→ **The request**
Pull out every line of the listing below where "text" appears.

----- Working data

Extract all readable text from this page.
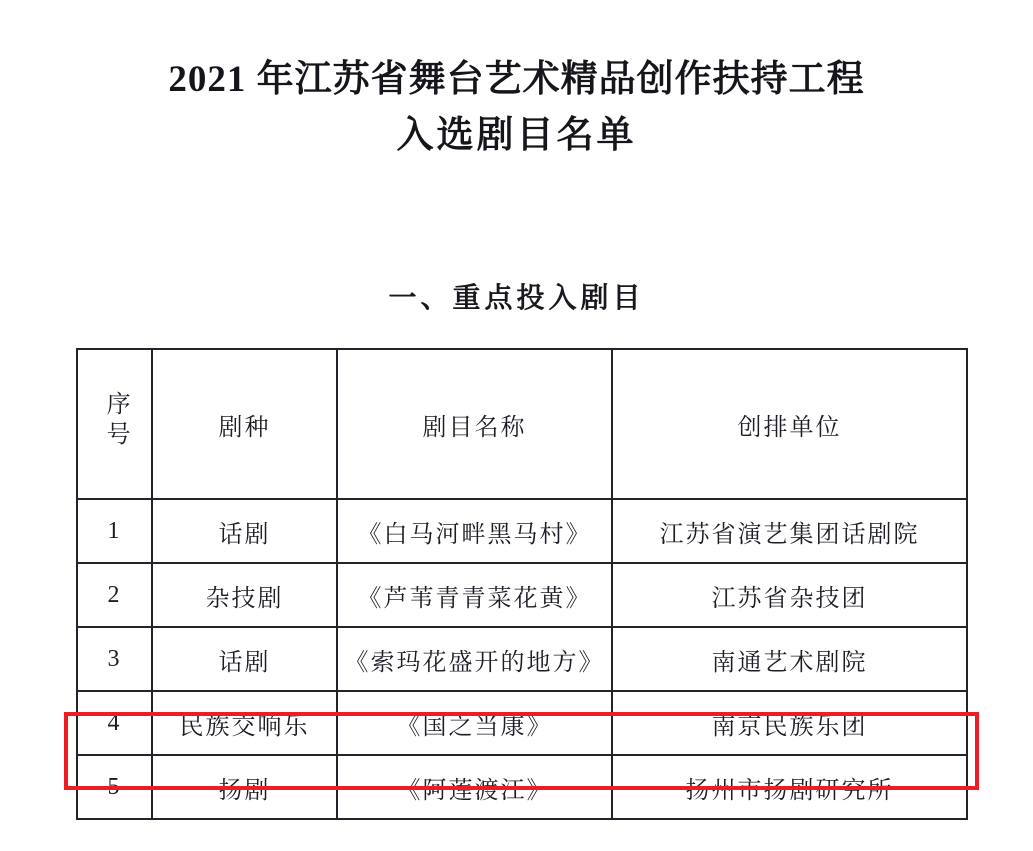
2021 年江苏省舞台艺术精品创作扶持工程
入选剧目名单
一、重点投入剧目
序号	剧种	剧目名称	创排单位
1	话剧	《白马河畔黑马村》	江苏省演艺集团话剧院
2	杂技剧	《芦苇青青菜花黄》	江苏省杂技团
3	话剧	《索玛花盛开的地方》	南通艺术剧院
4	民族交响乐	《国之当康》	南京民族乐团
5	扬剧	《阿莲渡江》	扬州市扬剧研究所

----------
----- Working data

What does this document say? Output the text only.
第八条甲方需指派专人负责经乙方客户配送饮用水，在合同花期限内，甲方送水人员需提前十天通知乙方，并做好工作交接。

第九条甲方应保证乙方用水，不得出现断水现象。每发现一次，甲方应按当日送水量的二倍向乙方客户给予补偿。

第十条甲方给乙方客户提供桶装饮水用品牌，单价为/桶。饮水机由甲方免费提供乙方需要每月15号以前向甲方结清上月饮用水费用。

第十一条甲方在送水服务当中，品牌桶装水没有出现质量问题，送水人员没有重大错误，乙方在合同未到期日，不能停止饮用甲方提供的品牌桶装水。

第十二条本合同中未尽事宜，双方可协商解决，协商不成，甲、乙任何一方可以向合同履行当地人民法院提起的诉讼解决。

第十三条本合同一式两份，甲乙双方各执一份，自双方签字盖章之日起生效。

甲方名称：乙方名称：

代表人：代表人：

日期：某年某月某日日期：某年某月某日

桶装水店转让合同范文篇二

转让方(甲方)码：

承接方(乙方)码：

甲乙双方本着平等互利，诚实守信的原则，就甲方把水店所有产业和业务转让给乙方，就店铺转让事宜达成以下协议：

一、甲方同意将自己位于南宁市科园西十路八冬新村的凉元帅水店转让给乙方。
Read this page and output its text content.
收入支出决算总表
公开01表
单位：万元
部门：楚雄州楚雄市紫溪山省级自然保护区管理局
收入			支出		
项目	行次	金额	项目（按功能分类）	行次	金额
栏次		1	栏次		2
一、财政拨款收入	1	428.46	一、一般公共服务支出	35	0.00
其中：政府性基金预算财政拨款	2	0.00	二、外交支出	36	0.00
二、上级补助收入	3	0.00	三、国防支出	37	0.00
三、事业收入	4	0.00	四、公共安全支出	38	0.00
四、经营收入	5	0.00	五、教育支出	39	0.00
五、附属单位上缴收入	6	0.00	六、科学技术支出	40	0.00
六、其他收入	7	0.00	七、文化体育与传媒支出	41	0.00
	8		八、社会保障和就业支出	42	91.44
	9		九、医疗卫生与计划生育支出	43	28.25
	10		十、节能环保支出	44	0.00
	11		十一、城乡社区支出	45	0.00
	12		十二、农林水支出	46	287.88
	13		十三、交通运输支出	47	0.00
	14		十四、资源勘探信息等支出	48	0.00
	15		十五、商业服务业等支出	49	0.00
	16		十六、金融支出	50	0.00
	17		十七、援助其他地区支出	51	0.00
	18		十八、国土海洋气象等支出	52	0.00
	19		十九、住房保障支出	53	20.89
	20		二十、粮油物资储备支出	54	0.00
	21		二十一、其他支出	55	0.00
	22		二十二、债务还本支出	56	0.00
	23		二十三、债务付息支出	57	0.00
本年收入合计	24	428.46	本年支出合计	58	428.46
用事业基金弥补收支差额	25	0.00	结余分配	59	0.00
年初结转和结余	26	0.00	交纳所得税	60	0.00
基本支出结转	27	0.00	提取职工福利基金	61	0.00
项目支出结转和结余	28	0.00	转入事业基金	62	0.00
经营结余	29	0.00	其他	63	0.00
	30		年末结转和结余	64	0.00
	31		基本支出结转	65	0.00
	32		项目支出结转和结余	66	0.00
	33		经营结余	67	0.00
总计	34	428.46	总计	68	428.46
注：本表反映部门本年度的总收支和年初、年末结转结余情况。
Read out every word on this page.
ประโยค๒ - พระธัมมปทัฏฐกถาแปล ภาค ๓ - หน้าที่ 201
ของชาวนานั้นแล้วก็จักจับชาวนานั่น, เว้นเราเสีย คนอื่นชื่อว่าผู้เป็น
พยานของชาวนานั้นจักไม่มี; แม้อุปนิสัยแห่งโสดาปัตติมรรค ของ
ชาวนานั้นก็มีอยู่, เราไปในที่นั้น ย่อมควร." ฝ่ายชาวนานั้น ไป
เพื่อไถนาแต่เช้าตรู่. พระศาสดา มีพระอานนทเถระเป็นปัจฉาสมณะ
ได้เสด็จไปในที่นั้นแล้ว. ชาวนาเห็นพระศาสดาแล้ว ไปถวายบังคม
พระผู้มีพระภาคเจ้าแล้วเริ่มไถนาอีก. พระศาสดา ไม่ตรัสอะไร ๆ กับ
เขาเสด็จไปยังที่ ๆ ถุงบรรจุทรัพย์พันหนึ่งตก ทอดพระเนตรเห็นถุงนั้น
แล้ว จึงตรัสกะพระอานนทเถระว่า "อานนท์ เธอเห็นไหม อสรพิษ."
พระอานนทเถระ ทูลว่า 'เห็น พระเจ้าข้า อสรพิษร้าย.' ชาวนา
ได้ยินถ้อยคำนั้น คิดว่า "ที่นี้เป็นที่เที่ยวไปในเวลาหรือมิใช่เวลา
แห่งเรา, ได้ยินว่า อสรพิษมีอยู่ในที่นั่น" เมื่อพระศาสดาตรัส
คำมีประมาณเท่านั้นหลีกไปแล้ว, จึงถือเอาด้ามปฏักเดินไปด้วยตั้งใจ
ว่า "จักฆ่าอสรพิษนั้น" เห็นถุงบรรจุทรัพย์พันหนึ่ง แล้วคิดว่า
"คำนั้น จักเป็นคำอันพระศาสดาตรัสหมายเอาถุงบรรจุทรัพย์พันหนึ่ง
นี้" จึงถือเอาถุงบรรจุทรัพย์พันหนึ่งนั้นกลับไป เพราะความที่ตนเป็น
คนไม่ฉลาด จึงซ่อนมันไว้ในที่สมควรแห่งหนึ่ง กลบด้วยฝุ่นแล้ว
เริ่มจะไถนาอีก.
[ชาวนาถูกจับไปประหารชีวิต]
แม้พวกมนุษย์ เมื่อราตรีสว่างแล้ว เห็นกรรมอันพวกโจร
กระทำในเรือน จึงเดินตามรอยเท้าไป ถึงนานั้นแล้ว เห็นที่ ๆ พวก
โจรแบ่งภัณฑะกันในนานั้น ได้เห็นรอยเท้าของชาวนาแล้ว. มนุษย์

----------
----- Working data

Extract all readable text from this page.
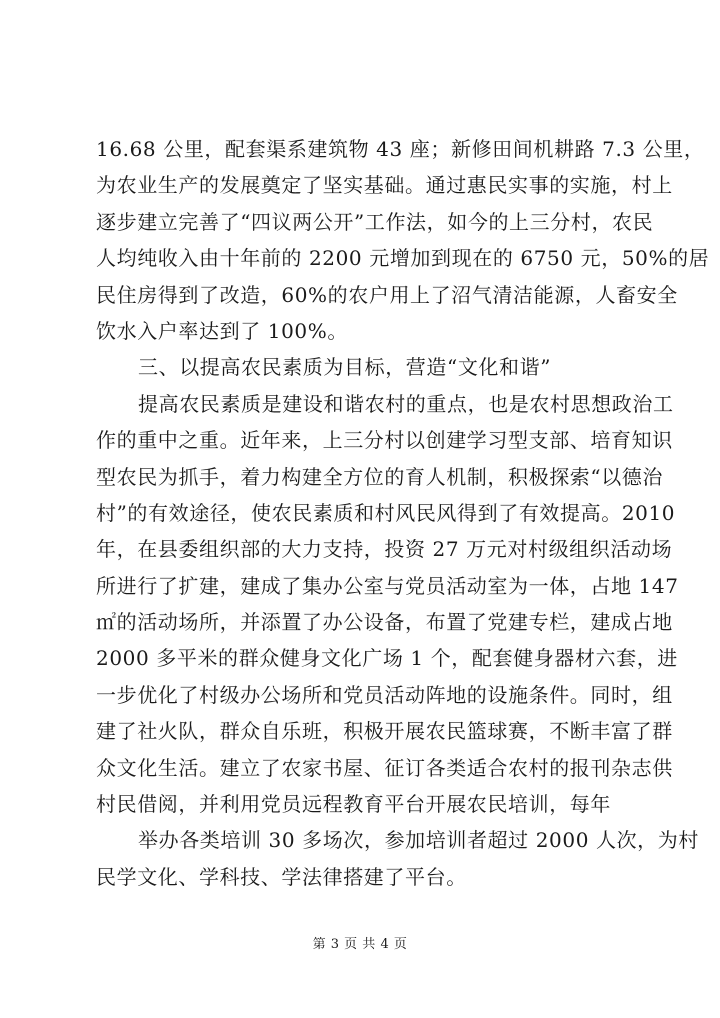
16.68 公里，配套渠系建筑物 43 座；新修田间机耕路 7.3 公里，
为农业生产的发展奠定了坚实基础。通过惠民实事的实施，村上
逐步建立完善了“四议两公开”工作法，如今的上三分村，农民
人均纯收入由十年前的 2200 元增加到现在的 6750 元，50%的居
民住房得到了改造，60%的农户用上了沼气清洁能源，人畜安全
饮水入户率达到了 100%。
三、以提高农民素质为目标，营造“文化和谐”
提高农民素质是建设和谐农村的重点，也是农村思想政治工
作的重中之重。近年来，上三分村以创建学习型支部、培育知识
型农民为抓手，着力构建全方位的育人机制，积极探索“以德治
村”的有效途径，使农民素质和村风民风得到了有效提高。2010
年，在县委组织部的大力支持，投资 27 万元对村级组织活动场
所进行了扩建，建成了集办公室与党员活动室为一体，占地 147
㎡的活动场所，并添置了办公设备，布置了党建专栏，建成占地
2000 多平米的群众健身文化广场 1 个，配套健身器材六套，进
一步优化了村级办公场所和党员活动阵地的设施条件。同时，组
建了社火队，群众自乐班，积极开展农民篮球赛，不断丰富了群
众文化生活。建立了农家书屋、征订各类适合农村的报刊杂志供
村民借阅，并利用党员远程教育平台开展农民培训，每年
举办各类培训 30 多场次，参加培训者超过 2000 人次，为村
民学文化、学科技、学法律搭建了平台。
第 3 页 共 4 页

----------

→ **Written answer**
Extract all readable text from this page.
What does this document say? Output the text only.
Read this page and output its text content.
Extract all readable text from this page.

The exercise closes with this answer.